***** DATASET CONTENT *****
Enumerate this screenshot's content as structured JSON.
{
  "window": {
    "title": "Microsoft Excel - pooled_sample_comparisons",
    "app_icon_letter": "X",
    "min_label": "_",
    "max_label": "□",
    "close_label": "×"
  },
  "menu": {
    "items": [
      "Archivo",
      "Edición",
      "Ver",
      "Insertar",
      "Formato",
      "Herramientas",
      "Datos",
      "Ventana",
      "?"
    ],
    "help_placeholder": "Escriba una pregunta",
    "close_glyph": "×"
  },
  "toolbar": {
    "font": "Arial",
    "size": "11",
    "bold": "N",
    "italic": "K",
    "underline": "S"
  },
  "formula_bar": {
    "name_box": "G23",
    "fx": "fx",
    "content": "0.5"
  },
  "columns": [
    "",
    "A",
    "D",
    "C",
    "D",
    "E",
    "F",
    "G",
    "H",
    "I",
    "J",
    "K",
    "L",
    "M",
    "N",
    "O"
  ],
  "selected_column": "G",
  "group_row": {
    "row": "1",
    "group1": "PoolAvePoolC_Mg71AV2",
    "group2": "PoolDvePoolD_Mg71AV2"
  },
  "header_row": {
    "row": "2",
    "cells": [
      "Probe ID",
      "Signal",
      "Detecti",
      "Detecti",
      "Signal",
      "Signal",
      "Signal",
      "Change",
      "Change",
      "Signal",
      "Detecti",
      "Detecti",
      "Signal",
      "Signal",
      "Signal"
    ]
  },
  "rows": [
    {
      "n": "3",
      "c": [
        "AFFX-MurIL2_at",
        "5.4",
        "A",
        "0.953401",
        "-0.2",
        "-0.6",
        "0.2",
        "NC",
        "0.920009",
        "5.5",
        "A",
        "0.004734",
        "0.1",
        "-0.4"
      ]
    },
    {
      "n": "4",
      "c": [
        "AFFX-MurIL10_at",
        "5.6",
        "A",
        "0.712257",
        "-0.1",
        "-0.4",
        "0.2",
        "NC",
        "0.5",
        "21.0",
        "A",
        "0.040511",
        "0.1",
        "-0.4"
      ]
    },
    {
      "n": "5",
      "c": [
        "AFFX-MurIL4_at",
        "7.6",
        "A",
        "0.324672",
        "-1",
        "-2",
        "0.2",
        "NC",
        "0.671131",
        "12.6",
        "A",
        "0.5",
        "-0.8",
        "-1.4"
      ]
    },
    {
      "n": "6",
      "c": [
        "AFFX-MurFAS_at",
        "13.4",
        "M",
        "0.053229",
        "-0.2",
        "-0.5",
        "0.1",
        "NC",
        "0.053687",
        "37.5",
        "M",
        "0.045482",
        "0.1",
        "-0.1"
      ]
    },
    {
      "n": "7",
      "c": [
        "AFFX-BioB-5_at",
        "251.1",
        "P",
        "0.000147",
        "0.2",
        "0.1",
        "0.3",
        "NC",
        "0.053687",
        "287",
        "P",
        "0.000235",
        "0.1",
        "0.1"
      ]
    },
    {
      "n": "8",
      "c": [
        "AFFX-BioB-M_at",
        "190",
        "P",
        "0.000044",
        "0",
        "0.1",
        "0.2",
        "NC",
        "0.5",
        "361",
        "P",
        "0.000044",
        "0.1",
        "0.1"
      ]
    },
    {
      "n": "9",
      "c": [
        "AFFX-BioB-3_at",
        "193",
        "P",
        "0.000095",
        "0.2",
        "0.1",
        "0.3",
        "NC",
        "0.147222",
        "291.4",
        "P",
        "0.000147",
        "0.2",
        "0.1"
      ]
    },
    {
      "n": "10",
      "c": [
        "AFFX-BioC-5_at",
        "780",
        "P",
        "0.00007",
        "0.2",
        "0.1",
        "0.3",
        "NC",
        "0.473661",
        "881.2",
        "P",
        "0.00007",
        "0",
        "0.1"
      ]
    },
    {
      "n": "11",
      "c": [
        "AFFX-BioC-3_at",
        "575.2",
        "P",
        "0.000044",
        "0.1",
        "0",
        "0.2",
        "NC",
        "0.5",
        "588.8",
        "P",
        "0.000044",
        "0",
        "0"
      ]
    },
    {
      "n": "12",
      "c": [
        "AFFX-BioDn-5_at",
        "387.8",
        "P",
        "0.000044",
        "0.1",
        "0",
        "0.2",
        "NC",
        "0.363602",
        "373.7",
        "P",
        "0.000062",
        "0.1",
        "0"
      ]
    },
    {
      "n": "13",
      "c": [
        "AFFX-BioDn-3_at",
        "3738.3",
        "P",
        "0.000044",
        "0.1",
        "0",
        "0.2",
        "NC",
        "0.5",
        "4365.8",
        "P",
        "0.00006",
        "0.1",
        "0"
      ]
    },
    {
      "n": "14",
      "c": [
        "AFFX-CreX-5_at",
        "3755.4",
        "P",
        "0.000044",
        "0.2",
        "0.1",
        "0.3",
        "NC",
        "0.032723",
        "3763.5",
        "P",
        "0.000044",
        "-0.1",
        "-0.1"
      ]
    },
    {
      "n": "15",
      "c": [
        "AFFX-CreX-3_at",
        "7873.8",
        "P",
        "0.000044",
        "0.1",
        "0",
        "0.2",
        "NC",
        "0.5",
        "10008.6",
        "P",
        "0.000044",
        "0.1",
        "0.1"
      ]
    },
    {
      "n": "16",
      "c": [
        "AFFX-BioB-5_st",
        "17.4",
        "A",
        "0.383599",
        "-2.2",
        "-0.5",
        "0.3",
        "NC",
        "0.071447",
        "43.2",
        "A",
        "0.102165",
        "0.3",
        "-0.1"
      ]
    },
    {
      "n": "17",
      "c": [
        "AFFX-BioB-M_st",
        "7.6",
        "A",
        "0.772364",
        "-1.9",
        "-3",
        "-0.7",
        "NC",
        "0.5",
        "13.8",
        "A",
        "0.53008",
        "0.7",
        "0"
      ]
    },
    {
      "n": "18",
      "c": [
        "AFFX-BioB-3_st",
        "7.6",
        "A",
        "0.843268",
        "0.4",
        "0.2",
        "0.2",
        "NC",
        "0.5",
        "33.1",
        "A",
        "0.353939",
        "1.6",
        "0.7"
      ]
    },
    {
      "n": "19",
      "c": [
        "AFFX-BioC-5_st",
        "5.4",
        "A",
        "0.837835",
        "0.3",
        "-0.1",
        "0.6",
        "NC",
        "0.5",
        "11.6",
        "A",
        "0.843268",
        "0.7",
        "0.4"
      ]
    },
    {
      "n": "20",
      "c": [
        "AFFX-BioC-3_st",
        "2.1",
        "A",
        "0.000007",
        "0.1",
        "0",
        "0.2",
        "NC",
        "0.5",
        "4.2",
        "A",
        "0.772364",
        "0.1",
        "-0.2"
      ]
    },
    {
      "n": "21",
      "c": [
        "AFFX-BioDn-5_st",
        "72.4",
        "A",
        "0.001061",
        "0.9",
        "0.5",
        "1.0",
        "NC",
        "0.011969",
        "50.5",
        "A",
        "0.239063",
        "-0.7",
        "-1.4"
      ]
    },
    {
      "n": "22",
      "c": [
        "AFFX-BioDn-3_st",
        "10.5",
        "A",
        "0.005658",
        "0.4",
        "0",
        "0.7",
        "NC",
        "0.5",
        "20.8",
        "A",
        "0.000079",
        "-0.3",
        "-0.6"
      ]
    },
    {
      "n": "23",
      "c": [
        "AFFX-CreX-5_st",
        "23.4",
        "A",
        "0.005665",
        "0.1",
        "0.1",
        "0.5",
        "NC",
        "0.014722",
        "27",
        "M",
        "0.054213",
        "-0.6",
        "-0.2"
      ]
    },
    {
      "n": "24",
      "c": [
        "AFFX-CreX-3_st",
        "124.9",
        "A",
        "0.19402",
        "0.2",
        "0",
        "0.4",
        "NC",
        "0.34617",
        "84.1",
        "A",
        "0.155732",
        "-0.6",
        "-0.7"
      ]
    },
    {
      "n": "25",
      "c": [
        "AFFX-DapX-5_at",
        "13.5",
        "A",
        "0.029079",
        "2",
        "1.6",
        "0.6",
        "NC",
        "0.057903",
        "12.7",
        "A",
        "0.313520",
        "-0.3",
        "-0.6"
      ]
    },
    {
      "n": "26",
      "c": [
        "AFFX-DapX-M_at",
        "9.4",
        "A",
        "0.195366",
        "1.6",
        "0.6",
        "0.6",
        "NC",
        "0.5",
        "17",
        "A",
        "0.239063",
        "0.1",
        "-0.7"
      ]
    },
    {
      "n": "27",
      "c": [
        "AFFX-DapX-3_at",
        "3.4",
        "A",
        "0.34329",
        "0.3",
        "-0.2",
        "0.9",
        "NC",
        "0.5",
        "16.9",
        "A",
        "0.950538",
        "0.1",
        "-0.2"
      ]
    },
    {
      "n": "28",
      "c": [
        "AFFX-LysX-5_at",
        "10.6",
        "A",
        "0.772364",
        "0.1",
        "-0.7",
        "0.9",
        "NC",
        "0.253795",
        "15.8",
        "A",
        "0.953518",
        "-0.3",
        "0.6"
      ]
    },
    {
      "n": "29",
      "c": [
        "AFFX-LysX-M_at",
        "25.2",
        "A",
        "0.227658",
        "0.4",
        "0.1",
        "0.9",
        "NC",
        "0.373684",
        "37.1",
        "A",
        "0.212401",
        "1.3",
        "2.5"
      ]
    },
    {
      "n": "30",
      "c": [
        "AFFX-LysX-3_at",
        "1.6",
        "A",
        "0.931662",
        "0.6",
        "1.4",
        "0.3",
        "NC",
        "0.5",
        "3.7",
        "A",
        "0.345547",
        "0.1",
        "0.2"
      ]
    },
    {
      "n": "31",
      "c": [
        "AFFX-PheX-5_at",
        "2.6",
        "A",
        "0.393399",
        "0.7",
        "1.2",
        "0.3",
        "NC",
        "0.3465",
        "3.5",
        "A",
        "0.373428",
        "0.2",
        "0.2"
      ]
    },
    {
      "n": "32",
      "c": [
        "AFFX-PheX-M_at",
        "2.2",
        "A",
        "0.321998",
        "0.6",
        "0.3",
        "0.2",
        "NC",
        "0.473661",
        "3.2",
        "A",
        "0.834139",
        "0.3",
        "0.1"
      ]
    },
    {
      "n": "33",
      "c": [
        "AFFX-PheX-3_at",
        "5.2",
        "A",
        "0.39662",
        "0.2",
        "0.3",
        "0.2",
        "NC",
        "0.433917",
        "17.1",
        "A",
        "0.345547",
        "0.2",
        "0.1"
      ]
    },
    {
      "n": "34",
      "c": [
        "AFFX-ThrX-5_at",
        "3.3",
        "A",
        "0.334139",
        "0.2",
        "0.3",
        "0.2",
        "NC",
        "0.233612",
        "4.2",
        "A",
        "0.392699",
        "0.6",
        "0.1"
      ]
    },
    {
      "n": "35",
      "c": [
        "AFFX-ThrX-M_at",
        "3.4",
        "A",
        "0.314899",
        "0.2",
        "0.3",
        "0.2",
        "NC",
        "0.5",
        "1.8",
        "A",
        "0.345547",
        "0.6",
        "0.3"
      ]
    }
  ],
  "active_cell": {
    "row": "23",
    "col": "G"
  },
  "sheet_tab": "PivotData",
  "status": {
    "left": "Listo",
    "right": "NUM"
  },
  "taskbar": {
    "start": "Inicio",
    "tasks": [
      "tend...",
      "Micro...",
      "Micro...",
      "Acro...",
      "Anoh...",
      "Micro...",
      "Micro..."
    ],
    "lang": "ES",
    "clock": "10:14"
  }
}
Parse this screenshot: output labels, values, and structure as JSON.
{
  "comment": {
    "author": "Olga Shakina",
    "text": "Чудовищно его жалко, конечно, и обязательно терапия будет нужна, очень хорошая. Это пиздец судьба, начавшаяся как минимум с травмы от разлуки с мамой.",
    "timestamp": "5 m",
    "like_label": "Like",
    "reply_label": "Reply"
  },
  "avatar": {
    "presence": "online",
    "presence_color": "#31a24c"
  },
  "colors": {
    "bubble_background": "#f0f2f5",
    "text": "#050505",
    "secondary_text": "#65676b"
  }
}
*****
PROBLEM DETAILS: Which lines hold the word "this"? Copy each of them from the records.

CORRECT RESULT:
Enumerate this screenshot's content as structured JSON.
Parse this screenshot: output labels, values, and structure as JSON.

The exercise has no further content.